§ **Direction**: What follows are records. Restate all of them word for word.

§ **Given data**:

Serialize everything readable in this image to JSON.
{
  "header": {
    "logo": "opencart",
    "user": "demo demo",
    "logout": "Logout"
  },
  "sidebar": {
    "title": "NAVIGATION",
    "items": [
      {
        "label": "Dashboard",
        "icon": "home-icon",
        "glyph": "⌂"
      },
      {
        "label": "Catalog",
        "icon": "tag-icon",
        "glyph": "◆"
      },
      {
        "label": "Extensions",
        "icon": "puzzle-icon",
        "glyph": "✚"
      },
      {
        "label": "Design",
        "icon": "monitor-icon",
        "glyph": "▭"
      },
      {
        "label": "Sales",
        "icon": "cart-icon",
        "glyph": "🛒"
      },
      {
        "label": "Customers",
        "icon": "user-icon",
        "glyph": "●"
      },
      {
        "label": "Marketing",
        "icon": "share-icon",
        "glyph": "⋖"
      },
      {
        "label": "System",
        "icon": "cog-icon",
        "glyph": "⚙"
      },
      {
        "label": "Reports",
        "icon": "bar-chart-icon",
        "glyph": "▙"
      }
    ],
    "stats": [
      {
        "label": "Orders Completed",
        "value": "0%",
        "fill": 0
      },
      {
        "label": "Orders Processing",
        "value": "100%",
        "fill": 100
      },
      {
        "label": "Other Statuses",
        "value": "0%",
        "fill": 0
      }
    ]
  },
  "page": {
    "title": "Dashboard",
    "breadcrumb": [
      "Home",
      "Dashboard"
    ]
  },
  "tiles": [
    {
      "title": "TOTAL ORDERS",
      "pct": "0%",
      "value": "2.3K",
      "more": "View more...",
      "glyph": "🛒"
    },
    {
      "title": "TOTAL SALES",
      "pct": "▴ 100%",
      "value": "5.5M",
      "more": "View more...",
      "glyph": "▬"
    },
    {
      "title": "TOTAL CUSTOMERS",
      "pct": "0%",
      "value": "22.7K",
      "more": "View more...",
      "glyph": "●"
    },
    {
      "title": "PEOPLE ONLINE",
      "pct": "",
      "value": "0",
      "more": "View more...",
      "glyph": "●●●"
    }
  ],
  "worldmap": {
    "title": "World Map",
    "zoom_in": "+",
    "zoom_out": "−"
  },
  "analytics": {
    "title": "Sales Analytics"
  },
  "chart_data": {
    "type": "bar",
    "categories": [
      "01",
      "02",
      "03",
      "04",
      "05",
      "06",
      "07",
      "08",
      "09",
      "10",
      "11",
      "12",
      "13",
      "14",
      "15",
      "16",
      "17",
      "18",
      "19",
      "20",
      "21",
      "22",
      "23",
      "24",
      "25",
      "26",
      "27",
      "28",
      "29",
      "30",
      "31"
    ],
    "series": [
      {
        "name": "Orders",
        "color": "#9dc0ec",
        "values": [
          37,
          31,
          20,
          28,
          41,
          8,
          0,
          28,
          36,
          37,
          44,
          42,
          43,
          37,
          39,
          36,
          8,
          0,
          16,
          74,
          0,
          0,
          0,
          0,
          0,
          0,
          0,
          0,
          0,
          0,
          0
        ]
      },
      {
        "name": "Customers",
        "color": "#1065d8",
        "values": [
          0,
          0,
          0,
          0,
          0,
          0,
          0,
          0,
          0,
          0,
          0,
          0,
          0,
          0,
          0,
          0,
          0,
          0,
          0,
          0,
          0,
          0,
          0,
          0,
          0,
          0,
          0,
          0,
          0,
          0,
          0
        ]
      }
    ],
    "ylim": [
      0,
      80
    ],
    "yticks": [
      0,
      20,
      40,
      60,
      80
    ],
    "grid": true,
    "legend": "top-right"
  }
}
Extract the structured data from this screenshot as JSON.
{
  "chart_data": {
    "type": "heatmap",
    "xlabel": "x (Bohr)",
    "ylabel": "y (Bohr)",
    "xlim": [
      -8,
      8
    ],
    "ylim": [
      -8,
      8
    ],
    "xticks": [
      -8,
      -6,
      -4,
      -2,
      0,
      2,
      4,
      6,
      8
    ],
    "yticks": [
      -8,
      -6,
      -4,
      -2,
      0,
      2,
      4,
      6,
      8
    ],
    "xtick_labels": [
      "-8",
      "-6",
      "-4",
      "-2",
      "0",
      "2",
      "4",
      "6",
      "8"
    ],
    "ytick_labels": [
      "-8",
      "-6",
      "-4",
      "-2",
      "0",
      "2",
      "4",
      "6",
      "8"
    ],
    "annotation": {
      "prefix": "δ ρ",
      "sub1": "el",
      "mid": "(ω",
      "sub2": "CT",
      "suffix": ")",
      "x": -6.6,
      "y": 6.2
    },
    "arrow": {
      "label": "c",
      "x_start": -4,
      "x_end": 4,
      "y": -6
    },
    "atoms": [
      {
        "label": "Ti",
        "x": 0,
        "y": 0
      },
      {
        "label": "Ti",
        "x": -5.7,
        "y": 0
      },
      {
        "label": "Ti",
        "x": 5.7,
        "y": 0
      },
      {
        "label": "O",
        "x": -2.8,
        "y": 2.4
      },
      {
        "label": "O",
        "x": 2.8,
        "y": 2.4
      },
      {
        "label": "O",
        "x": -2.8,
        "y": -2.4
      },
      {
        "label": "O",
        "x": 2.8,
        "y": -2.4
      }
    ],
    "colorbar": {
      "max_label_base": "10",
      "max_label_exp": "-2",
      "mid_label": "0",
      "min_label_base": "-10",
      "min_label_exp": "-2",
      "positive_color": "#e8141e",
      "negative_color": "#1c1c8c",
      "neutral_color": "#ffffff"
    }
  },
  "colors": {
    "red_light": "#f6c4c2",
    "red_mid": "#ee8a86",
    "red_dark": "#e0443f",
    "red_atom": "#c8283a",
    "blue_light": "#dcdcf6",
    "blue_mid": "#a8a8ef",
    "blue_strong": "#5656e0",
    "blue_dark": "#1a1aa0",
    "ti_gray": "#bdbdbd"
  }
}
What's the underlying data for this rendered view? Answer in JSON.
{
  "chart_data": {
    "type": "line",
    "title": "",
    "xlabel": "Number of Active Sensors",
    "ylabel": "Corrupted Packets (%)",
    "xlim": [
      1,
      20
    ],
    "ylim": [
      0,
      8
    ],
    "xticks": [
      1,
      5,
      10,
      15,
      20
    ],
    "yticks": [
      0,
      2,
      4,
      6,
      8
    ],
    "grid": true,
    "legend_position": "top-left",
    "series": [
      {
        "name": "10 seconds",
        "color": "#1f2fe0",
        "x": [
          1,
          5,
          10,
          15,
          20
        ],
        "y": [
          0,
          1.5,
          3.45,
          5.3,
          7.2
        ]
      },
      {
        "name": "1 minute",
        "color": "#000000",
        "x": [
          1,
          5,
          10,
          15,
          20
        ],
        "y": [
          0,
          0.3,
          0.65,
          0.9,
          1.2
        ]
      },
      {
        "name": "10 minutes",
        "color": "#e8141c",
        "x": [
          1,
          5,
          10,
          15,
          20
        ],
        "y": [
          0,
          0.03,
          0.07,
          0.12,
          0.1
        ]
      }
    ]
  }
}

§ **Full response**:
Serialize everything readable in this image to JSON.
{
  "header": {
    "logo": "opencart",
    "user": "demo demo",
    "logout": "Logout"
  },
  "sidebar": {
    "title": "NAVIGATION",
    "items": [
      {
        "label": "Dashboard",
        "icon": "home-icon",
        "glyph": "⌂"
      },
      {
        "label": "Catalog",
        "icon": "tag-icon",
        "glyph": "◆"
      },
      {
        "label": "Extensions",
        "icon": "puzzle-icon",
        "glyph": "✚"
      },
      {
        "label": "Design",
        "icon": "monitor-icon",
        "glyph": "▭"
      },
      {
        "label": "Sales",
        "icon": "cart-icon",
        "glyph": "🛒"
      },
      {
        "label": "Customers",
        "icon": "user-icon",
        "glyph": "●"
      },
      {
        "label": "Marketing",
        "icon": "share-icon",
        "glyph": "⋖"
      },
      {
        "label": "System",
        "icon": "cog-icon",
        "glyph": "⚙"
      },
      {
        "label": "Reports",
        "icon": "bar-chart-icon",
        "glyph": "▙"
      }
    ],
    "stats": [
      {
        "label": "Orders Completed",
        "value": "0%",
        "fill": 0
      },
      {
        "label": "Orders Processing",
        "value": "100%",
        "fill": 100
      },
      {
        "label": "Other Statuses",
        "value": "0%",
        "fill": 0
      }
    ]
  },
  "page": {
    "title": "Dashboard",
    "breadcrumb": [
      "Home",
      "Dashboard"
    ]
  },
  "tiles": [
    {
      "title": "TOTAL ORDERS",
      "pct": "0%",
      "value": "2.3K",
      "more": "View more...",
      "glyph": "🛒"
    },
    {
      "title": "TOTAL SALES",
      "pct": "▴ 100%",
      "value": "5.5M",
      "more": "View more...",
      "glyph": "▬"
    },
    {
      "title": "TOTAL CUSTOMERS",
      "pct": "0%",
      "value": "22.7K",
      "more": "View more...",
      "glyph": "●"
    },
    {
      "title": "PEOPLE ONLINE",
      "pct": "",
      "value": "0",
      "more": "View more...",
      "glyph": "●●●"
    }
  ],
  "worldmap": {
    "title": "World Map",
    "zoom_in": "+",
    "zoom_out": "−"
  },
  "analytics": {
    "title": "Sales Analytics"
  },
  "chart_data": {
    "type": "bar",
    "categories": [
      "01",
      "02",
      "03",
      "04",
      "05",
      "06",
      "07",
      "08",
      "09",
      "10",
      "11",
      "12",
      "13",
      "14",
      "15",
      "16",
      "17",
      "18",
      "19",
      "20",
      "21",
      "22",
      "23",
      "24",
      "25",
      "26",
      "27",
      "28",
      "29",
      "30",
      "31"
    ],
    "series": [
      {
        "name": "Orders",
        "color": "#9dc0ec",
        "values": [
          37,
          31,
          20,
          28,
          41,
          8,
          0,
          28,
          36,
          37,
          44,
          42,
          43,
          37,
          39,
          36,
          8,
          0,
          16,
          74,
          0,
          0,
          0,
          0,
          0,
          0,
          0,
          0,
          0,
          0,
          0
        ]
      },
      {
        "name": "Customers",
        "color": "#1065d8",
        "values": [
          0,
          0,
          0,
          0,
          0,
          0,
          0,
          0,
          0,
          0,
          0,
          0,
          0,
          0,
          0,
          0,
          0,
          0,
          0,
          0,
          0,
          0,
          0,
          0,
          0,
          0,
          0,
          0,
          0,
          0,
          0
        ]
      }
    ],
    "ylim": [
      0,
      80
    ],
    "yticks": [
      0,
      20,
      40,
      60,
      80
    ],
    "grid": true,
    "legend": "top-right"
  }
}
Extract the structured data from this screenshot as JSON.
{
  "chart_data": {
    "type": "heatmap",
    "xlabel": "x (Bohr)",
    "ylabel": "y (Bohr)",
    "xlim": [
      -8,
      8
    ],
    "ylim": [
      -8,
      8
    ],
    "xticks": [
      -8,
      -6,
      -4,
      -2,
      0,
      2,
      4,
      6,
      8
    ],
    "yticks": [
      -8,
      -6,
      -4,
      -2,
      0,
      2,
      4,
      6,
      8
    ],
    "xtick_labels": [
      "-8",
      "-6",
      "-4",
      "-2",
      "0",
      "2",
      "4",
      "6",
      "8"
    ],
    "ytick_labels": [
      "-8",
      "-6",
      "-4",
      "-2",
      "0",
      "2",
      "4",
      "6",
      "8"
    ],
    "annotation": {
      "prefix": "δ ρ",
      "sub1": "el",
      "mid": "(ω",
      "sub2": "CT",
      "suffix": ")",
      "x": -6.6,
      "y": 6.2
    },
    "arrow": {
      "label": "c",
      "x_start": -4,
      "x_end": 4,
      "y": -6
    },
    "atoms": [
      {
        "label": "Ti",
        "x": 0,
        "y": 0
      },
      {
        "label": "Ti",
        "x": -5.7,
        "y": 0
      },
      {
        "label": "Ti",
        "x": 5.7,
        "y": 0
      },
      {
        "label": "O",
        "x": -2.8,
        "y": 2.4
      },
      {
        "label": "O",
        "x": 2.8,
        "y": 2.4
      },
      {
        "label": "O",
        "x": -2.8,
        "y": -2.4
      },
      {
        "label": "O",
        "x": 2.8,
        "y": -2.4
      }
    ],
    "colorbar": {
      "max_label_base": "10",
      "max_label_exp": "-2",
      "mid_label": "0",
      "min_label_base": "-10",
      "min_label_exp": "-2",
      "positive_color": "#e8141e",
      "negative_color": "#1c1c8c",
      "neutral_color": "#ffffff"
    }
  },
  "colors": {
    "red_light": "#f6c4c2",
    "red_mid": "#ee8a86",
    "red_dark": "#e0443f",
    "red_atom": "#c8283a",
    "blue_light": "#dcdcf6",
    "blue_mid": "#a8a8ef",
    "blue_strong": "#5656e0",
    "blue_dark": "#1a1aa0",
    "ti_gray": "#bdbdbd"
  }
}
What's the underlying data for this rendered view? Answer in JSON.
{
  "chart_data": {
    "type": "line",
    "title": "",
    "xlabel": "Number of Active Sensors",
    "ylabel": "Corrupted Packets (%)",
    "xlim": [
      1,
      20
    ],
    "ylim": [
      0,
      8
    ],
    "xticks": [
      1,
      5,
      10,
      15,
      20
    ],
    "yticks": [
      0,
      2,
      4,
      6,
      8
    ],
    "grid": true,
    "legend_position": "top-left",
    "series": [
      {
        "name": "10 seconds",
        "color": "#1f2fe0",
        "x": [
          1,
          5,
          10,
          15,
          20
        ],
        "y": [
          0,
          1.5,
          3.45,
          5.3,
          7.2
        ]
      },
      {
        "name": "1 minute",
        "color": "#000000",
        "x": [
          1,
          5,
          10,
          15,
          20
        ],
        "y": [
          0,
          0.3,
          0.65,
          0.9,
          1.2
        ]
      },
      {
        "name": "10 minutes",
        "color": "#e8141c",
        "x": [
          1,
          5,
          10,
          15,
          20
        ],
        "y": [
          0,
          0.03,
          0.07,
          0.12,
          0.1
        ]
      }
    ]
  }
}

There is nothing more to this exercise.